> **Description of the task**
Leave out the pictures, then reproduce the rest of the material exactly.
>> Begin
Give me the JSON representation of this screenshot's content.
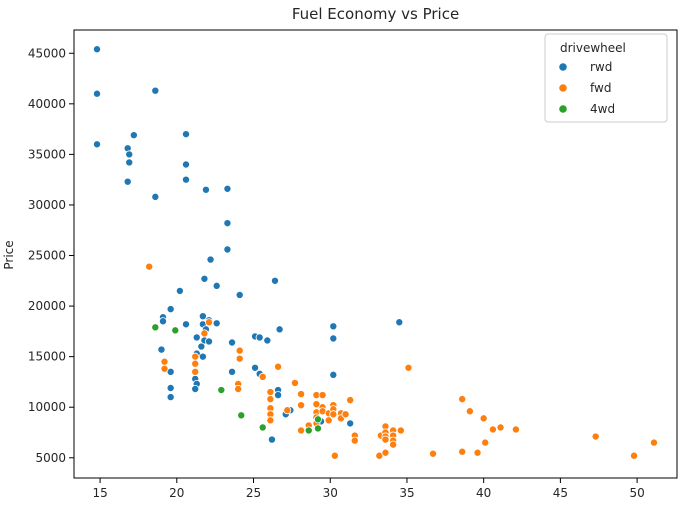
{
  "chart_data": {
    "type": "scatter",
    "title": "Fuel Economy vs Price",
    "xlabel": "",
    "ylabel": "Price",
    "xlim": [
      13.3,
      52.6
    ],
    "ylim": [
      3000,
      47300
    ],
    "xticks": [
      15,
      20,
      25,
      30,
      35,
      40,
      45,
      50
    ],
    "yticks": [
      5000,
      10000,
      15000,
      20000,
      25000,
      30000,
      35000,
      40000,
      45000
    ],
    "grid": false,
    "legend": {
      "title": "drivewheel",
      "position": "top-right"
    },
    "series": [
      {
        "name": "rwd",
        "color": "#1f77b4",
        "points": [
          [
            14.8,
            45400
          ],
          [
            14.8,
            41000
          ],
          [
            14.8,
            36000
          ],
          [
            18.6,
            41300
          ],
          [
            17.2,
            36900
          ],
          [
            16.8,
            35600
          ],
          [
            16.9,
            35000
          ],
          [
            16.9,
            34200
          ],
          [
            16.8,
            32300
          ],
          [
            18.6,
            30800
          ],
          [
            20.6,
            37000
          ],
          [
            20.6,
            34000
          ],
          [
            20.6,
            32500
          ],
          [
            21.9,
            31500
          ],
          [
            23.3,
            31600
          ],
          [
            23.3,
            28200
          ],
          [
            23.3,
            25600
          ],
          [
            22.2,
            24600
          ],
          [
            21.8,
            22700
          ],
          [
            22.6,
            22000
          ],
          [
            26.4,
            22500
          ],
          [
            24.1,
            21100
          ],
          [
            20.2,
            21500
          ],
          [
            19.6,
            19700
          ],
          [
            19.1,
            18900
          ],
          [
            19.1,
            18500
          ],
          [
            20.6,
            18200
          ],
          [
            21.7,
            19000
          ],
          [
            22.1,
            18600
          ],
          [
            21.7,
            18200
          ],
          [
            22.6,
            18300
          ],
          [
            21.9,
            17700
          ],
          [
            21.3,
            16900
          ],
          [
            21.8,
            16600
          ],
          [
            22.1,
            16500
          ],
          [
            21.6,
            16000
          ],
          [
            21.3,
            15300
          ],
          [
            21.7,
            15000
          ],
          [
            19.0,
            15700
          ],
          [
            23.6,
            16400
          ],
          [
            25.1,
            17000
          ],
          [
            25.4,
            16900
          ],
          [
            25.9,
            16600
          ],
          [
            26.7,
            17700
          ],
          [
            30.2,
            18000
          ],
          [
            30.2,
            16800
          ],
          [
            34.5,
            18400
          ],
          [
            23.6,
            13500
          ],
          [
            25.1,
            13900
          ],
          [
            25.4,
            13300
          ],
          [
            26.6,
            11700
          ],
          [
            26.6,
            11200
          ],
          [
            27.4,
            9700
          ],
          [
            27.1,
            9300
          ],
          [
            26.2,
            6800
          ],
          [
            30.2,
            13200
          ],
          [
            19.6,
            13500
          ],
          [
            21.2,
            12800
          ],
          [
            21.3,
            12300
          ],
          [
            21.2,
            11800
          ],
          [
            19.6,
            11900
          ],
          [
            19.6,
            11000
          ],
          [
            31.3,
            8400
          ],
          [
            29.4,
            8600
          ]
        ]
      },
      {
        "name": "fwd",
        "color": "#ff7f0e",
        "points": [
          [
            18.2,
            23900
          ],
          [
            19.2,
            14500
          ],
          [
            19.2,
            13800
          ],
          [
            21.2,
            15000
          ],
          [
            21.2,
            14300
          ],
          [
            21.2,
            13500
          ],
          [
            21.8,
            17300
          ],
          [
            22.1,
            18400
          ],
          [
            24.1,
            15600
          ],
          [
            24.1,
            14800
          ],
          [
            24.0,
            12300
          ],
          [
            24.0,
            11800
          ],
          [
            25.6,
            13000
          ],
          [
            26.6,
            14000
          ],
          [
            26.1,
            11500
          ],
          [
            26.1,
            10800
          ],
          [
            26.1,
            9900
          ],
          [
            26.1,
            9300
          ],
          [
            26.1,
            8700
          ],
          [
            27.2,
            9700
          ],
          [
            27.7,
            12400
          ],
          [
            28.1,
            11300
          ],
          [
            28.1,
            10200
          ],
          [
            28.1,
            7700
          ],
          [
            28.6,
            8200
          ],
          [
            29.1,
            11200
          ],
          [
            29.1,
            10300
          ],
          [
            29.1,
            9500
          ],
          [
            29.1,
            9000
          ],
          [
            29.1,
            8400
          ],
          [
            29.5,
            11200
          ],
          [
            29.5,
            10000
          ],
          [
            29.5,
            9600
          ],
          [
            29.9,
            9400
          ],
          [
            29.9,
            8700
          ],
          [
            30.2,
            10200
          ],
          [
            30.2,
            9800
          ],
          [
            30.2,
            9300
          ],
          [
            30.7,
            9400
          ],
          [
            30.7,
            8900
          ],
          [
            31.0,
            9300
          ],
          [
            31.3,
            10700
          ],
          [
            31.6,
            7200
          ],
          [
            31.6,
            6700
          ],
          [
            30.3,
            5200
          ],
          [
            33.3,
            7200
          ],
          [
            33.2,
            5200
          ],
          [
            33.6,
            8100
          ],
          [
            33.6,
            7500
          ],
          [
            33.6,
            7100
          ],
          [
            33.6,
            6800
          ],
          [
            33.6,
            5500
          ],
          [
            34.1,
            7700
          ],
          [
            34.1,
            7200
          ],
          [
            34.1,
            6700
          ],
          [
            34.1,
            6300
          ],
          [
            34.6,
            7700
          ],
          [
            35.1,
            13900
          ],
          [
            36.7,
            5400
          ],
          [
            38.6,
            10800
          ],
          [
            38.6,
            5600
          ],
          [
            39.1,
            9600
          ],
          [
            39.6,
            5500
          ],
          [
            40.0,
            8900
          ],
          [
            40.1,
            6500
          ],
          [
            40.6,
            7800
          ],
          [
            41.1,
            8000
          ],
          [
            42.1,
            7800
          ],
          [
            47.3,
            7100
          ],
          [
            49.8,
            5200
          ],
          [
            51.1,
            6500
          ]
        ]
      },
      {
        "name": "4wd",
        "color": "#2ca02c",
        "points": [
          [
            18.6,
            17900
          ],
          [
            19.9,
            17600
          ],
          [
            22.9,
            11700
          ],
          [
            24.2,
            9200
          ],
          [
            25.6,
            8000
          ],
          [
            28.6,
            7700
          ],
          [
            29.2,
            8800
          ],
          [
            29.2,
            7900
          ]
        ]
      }
    ]
  }
}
>> End
> **Finished answer**
Give me the JSON representation of this screenshot's content.
{
  "chart_data": {
    "type": "scatter",
    "title": "Fuel Economy vs Price",
    "xlabel": "",
    "ylabel": "Price",
    "xlim": [
      13.3,
      52.6
    ],
    "ylim": [
      3000,
      47300
    ],
    "xticks": [
      15,
      20,
      25,
      30,
      35,
      40,
      45,
      50
    ],
    "yticks": [
      5000,
      10000,
      15000,
      20000,
      25000,
      30000,
      35000,
      40000,
      45000
    ],
    "grid": false,
    "legend": {
      "title": "drivewheel",
      "position": "top-right"
    },
    "series": [
      {
        "name": "rwd",
        "color": "#1f77b4",
        "points": [
          [
            14.8,
            45400
          ],
          [
            14.8,
            41000
          ],
          [
            14.8,
            36000
          ],
          [
            18.6,
            41300
          ],
          [
            17.2,
            36900
          ],
          [
            16.8,
            35600
          ],
          [
            16.9,
            35000
          ],
          [
            16.9,
            34200
          ],
          [
            16.8,
            32300
          ],
          [
            18.6,
            30800
          ],
          [
            20.6,
            37000
          ],
          [
            20.6,
            34000
          ],
          [
            20.6,
            32500
          ],
          [
            21.9,
            31500
          ],
          [
            23.3,
            31600
          ],
          [
            23.3,
            28200
          ],
          [
            23.3,
            25600
          ],
          [
            22.2,
            24600
          ],
          [
            21.8,
            22700
          ],
          [
            22.6,
            22000
          ],
          [
            26.4,
            22500
          ],
          [
            24.1,
            21100
          ],
          [
            20.2,
            21500
          ],
          [
            19.6,
            19700
          ],
          [
            19.1,
            18900
          ],
          [
            19.1,
            18500
          ],
          [
            20.6,
            18200
          ],
          [
            21.7,
            19000
          ],
          [
            22.1,
            18600
          ],
          [
            21.7,
            18200
          ],
          [
            22.6,
            18300
          ],
          [
            21.9,
            17700
          ],
          [
            21.3,
            16900
          ],
          [
            21.8,
            16600
          ],
          [
            22.1,
            16500
          ],
          [
            21.6,
            16000
          ],
          [
            21.3,
            15300
          ],
          [
            21.7,
            15000
          ],
          [
            19.0,
            15700
          ],
          [
            23.6,
            16400
          ],
          [
            25.1,
            17000
          ],
          [
            25.4,
            16900
          ],
          [
            25.9,
            16600
          ],
          [
            26.7,
            17700
          ],
          [
            30.2,
            18000
          ],
          [
            30.2,
            16800
          ],
          [
            34.5,
            18400
          ],
          [
            23.6,
            13500
          ],
          [
            25.1,
            13900
          ],
          [
            25.4,
            13300
          ],
          [
            26.6,
            11700
          ],
          [
            26.6,
            11200
          ],
          [
            27.4,
            9700
          ],
          [
            27.1,
            9300
          ],
          [
            26.2,
            6800
          ],
          [
            30.2,
            13200
          ],
          [
            19.6,
            13500
          ],
          [
            21.2,
            12800
          ],
          [
            21.3,
            12300
          ],
          [
            21.2,
            11800
          ],
          [
            19.6,
            11900
          ],
          [
            19.6,
            11000
          ],
          [
            31.3,
            8400
          ],
          [
            29.4,
            8600
          ]
        ]
      },
      {
        "name": "fwd",
        "color": "#ff7f0e",
        "points": [
          [
            18.2,
            23900
          ],
          [
            19.2,
            14500
          ],
          [
            19.2,
            13800
          ],
          [
            21.2,
            15000
          ],
          [
            21.2,
            14300
          ],
          [
            21.2,
            13500
          ],
          [
            21.8,
            17300
          ],
          [
            22.1,
            18400
          ],
          [
            24.1,
            15600
          ],
          [
            24.1,
            14800
          ],
          [
            24.0,
            12300
          ],
          [
            24.0,
            11800
          ],
          [
            25.6,
            13000
          ],
          [
            26.6,
            14000
          ],
          [
            26.1,
            11500
          ],
          [
            26.1,
            10800
          ],
          [
            26.1,
            9900
          ],
          [
            26.1,
            9300
          ],
          [
            26.1,
            8700
          ],
          [
            27.2,
            9700
          ],
          [
            27.7,
            12400
          ],
          [
            28.1,
            11300
          ],
          [
            28.1,
            10200
          ],
          [
            28.1,
            7700
          ],
          [
            28.6,
            8200
          ],
          [
            29.1,
            11200
          ],
          [
            29.1,
            10300
          ],
          [
            29.1,
            9500
          ],
          [
            29.1,
            9000
          ],
          [
            29.1,
            8400
          ],
          [
            29.5,
            11200
          ],
          [
            29.5,
            10000
          ],
          [
            29.5,
            9600
          ],
          [
            29.9,
            9400
          ],
          [
            29.9,
            8700
          ],
          [
            30.2,
            10200
          ],
          [
            30.2,
            9800
          ],
          [
            30.2,
            9300
          ],
          [
            30.7,
            9400
          ],
          [
            30.7,
            8900
          ],
          [
            31.0,
            9300
          ],
          [
            31.3,
            10700
          ],
          [
            31.6,
            7200
          ],
          [
            31.6,
            6700
          ],
          [
            30.3,
            5200
          ],
          [
            33.3,
            7200
          ],
          [
            33.2,
            5200
          ],
          [
            33.6,
            8100
          ],
          [
            33.6,
            7500
          ],
          [
            33.6,
            7100
          ],
          [
            33.6,
            6800
          ],
          [
            33.6,
            5500
          ],
          [
            34.1,
            7700
          ],
          [
            34.1,
            7200
          ],
          [
            34.1,
            6700
          ],
          [
            34.1,
            6300
          ],
          [
            34.6,
            7700
          ],
          [
            35.1,
            13900
          ],
          [
            36.7,
            5400
          ],
          [
            38.6,
            10800
          ],
          [
            38.6,
            5600
          ],
          [
            39.1,
            9600
          ],
          [
            39.6,
            5500
          ],
          [
            40.0,
            8900
          ],
          [
            40.1,
            6500
          ],
          [
            40.6,
            7800
          ],
          [
            41.1,
            8000
          ],
          [
            42.1,
            7800
          ],
          [
            47.3,
            7100
          ],
          [
            49.8,
            5200
          ],
          [
            51.1,
            6500
          ]
        ]
      },
      {
        "name": "4wd",
        "color": "#2ca02c",
        "points": [
          [
            18.6,
            17900
          ],
          [
            19.9,
            17600
          ],
          [
            22.9,
            11700
          ],
          [
            24.2,
            9200
          ],
          [
            25.6,
            8000
          ],
          [
            28.6,
            7700
          ],
          [
            29.2,
            8800
          ],
          [
            29.2,
            7900
          ]
        ]
      }
    ]
  }
}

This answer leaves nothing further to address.